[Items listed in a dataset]

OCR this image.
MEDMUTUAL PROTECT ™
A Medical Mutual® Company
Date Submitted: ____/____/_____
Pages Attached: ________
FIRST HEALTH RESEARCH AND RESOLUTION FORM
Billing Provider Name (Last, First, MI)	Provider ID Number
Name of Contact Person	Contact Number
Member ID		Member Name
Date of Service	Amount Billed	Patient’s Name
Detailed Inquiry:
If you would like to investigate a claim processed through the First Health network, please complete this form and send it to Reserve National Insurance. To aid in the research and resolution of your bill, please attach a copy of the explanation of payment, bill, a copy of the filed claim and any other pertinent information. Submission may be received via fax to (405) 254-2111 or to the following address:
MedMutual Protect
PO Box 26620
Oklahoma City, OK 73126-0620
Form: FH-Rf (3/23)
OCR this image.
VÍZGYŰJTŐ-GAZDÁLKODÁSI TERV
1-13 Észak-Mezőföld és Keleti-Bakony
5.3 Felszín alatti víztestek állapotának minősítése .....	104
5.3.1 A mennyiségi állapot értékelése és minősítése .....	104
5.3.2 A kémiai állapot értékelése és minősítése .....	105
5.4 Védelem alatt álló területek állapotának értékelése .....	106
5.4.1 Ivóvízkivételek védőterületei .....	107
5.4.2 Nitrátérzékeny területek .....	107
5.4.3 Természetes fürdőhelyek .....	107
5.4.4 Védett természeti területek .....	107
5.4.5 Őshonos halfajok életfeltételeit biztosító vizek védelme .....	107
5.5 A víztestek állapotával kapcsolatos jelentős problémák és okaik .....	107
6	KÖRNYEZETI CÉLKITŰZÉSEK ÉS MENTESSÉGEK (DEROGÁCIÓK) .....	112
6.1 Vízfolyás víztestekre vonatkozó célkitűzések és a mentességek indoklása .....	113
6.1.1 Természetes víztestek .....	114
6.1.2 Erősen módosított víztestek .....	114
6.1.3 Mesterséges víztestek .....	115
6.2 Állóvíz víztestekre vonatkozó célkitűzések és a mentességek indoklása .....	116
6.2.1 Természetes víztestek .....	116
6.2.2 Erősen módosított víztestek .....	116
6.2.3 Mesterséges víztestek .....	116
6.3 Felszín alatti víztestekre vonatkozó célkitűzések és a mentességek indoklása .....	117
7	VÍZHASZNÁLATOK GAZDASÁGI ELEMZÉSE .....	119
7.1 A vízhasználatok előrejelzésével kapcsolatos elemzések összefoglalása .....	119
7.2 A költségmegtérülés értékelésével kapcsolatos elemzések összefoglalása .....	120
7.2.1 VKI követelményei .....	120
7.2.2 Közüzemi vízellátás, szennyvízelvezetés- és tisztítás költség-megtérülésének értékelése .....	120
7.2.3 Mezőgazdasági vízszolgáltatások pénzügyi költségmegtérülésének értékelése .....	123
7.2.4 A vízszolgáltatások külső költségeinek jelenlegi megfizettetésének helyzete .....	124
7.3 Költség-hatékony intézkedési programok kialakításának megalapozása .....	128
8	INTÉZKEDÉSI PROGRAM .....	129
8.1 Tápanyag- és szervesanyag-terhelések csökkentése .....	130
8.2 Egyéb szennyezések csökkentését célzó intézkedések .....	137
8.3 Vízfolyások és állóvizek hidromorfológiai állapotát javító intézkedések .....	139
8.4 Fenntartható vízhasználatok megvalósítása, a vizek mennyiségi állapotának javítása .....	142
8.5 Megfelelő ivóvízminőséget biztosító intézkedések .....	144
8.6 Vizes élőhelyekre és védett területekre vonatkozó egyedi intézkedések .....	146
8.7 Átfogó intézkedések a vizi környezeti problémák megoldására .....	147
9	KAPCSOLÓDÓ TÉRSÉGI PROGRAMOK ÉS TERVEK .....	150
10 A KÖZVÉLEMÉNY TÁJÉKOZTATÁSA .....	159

What the task asks =>
Restate the records, all of them, precisely as written.

Exercise response =>
OCR this image.
MEDMUTUAL PROTECT ™
A Medical Mutual® Company
Date Submitted: ____/____/_____
Pages Attached: ________
FIRST HEALTH RESEARCH AND RESOLUTION FORM
Billing Provider Name (Last, First, MI)	Provider ID Number
Name of Contact Person	Contact Number
Member ID		Member Name
Date of Service	Amount Billed	Patient’s Name
Detailed Inquiry:
If you would like to investigate a claim processed through the First Health network, please complete this form and send it to Reserve National Insurance. To aid in the research and resolution of your bill, please attach a copy of the explanation of payment, bill, a copy of the filed claim and any other pertinent information. Submission may be received via fax to (405) 254-2111 or to the following address:
MedMutual Protect
PO Box 26620
Oklahoma City, OK 73126-0620
Form: FH-Rf (3/23)
OCR this image.
VÍZGYŰJTŐ-GAZDÁLKODÁSI TERV
1-13 Észak-Mezőföld és Keleti-Bakony
5.3 Felszín alatti víztestek állapotának minősítése .....	104
5.3.1 A mennyiségi állapot értékelése és minősítése .....	104
5.3.2 A kémiai állapot értékelése és minősítése .....	105
5.4 Védelem alatt álló területek állapotának értékelése .....	106
5.4.1 Ivóvízkivételek védőterületei .....	107
5.4.2 Nitrátérzékeny területek .....	107
5.4.3 Természetes fürdőhelyek .....	107
5.4.4 Védett természeti területek .....	107
5.4.5 Őshonos halfajok életfeltételeit biztosító vizek védelme .....	107
5.5 A víztestek állapotával kapcsolatos jelentős problémák és okaik .....	107
6	KÖRNYEZETI CÉLKITŰZÉSEK ÉS MENTESSÉGEK (DEROGÁCIÓK) .....	112
6.1 Vízfolyás víztestekre vonatkozó célkitűzések és a mentességek indoklása .....	113
6.1.1 Természetes víztestek .....	114
6.1.2 Erősen módosított víztestek .....	114
6.1.3 Mesterséges víztestek .....	115
6.2 Állóvíz víztestekre vonatkozó célkitűzések és a mentességek indoklása .....	116
6.2.1 Természetes víztestek .....	116
6.2.2 Erősen módosított víztestek .....	116
6.2.3 Mesterséges víztestek .....	116
6.3 Felszín alatti víztestekre vonatkozó célkitűzések és a mentességek indoklása .....	117
7	VÍZHASZNÁLATOK GAZDASÁGI ELEMZÉSE .....	119
7.1 A vízhasználatok előrejelzésével kapcsolatos elemzések összefoglalása .....	119
7.2 A költségmegtérülés értékelésével kapcsolatos elemzések összefoglalása .....	120
7.2.1 VKI követelményei .....	120
7.2.2 Közüzemi vízellátás, szennyvízelvezetés- és tisztítás költség-megtérülésének értékelése .....	120
7.2.3 Mezőgazdasági vízszolgáltatások pénzügyi költségmegtérülésének értékelése .....	123
7.2.4 A vízszolgáltatások külső költségeinek jelenlegi megfizettetésének helyzete .....	124
7.3 Költség-hatékony intézkedési programok kialakításának megalapozása .....	128
8	INTÉZKEDÉSI PROGRAM .....	129
8.1 Tápanyag- és szervesanyag-terhelések csökkentése .....	130
8.2 Egyéb szennyezések csökkentését célzó intézkedések .....	137
8.3 Vízfolyások és állóvizek hidromorfológiai állapotát javító intézkedések .....	139
8.4 Fenntartható vízhasználatok megvalósítása, a vizek mennyiségi állapotának javítása .....	142
8.5 Megfelelő ivóvízminőséget biztosító intézkedések .....	144
8.6 Vizes élőhelyekre és védett területekre vonatkozó egyedi intézkedések .....	146
8.7 Átfogó intézkedések a vizi környezeti problémák megoldására .....	147
9	KAPCSOLÓDÓ TÉRSÉGI PROGRAMOK ÉS TERVEK .....	150
10 A KÖZVÉLEMÉNY TÁJÉKOZTATÁSA .....	159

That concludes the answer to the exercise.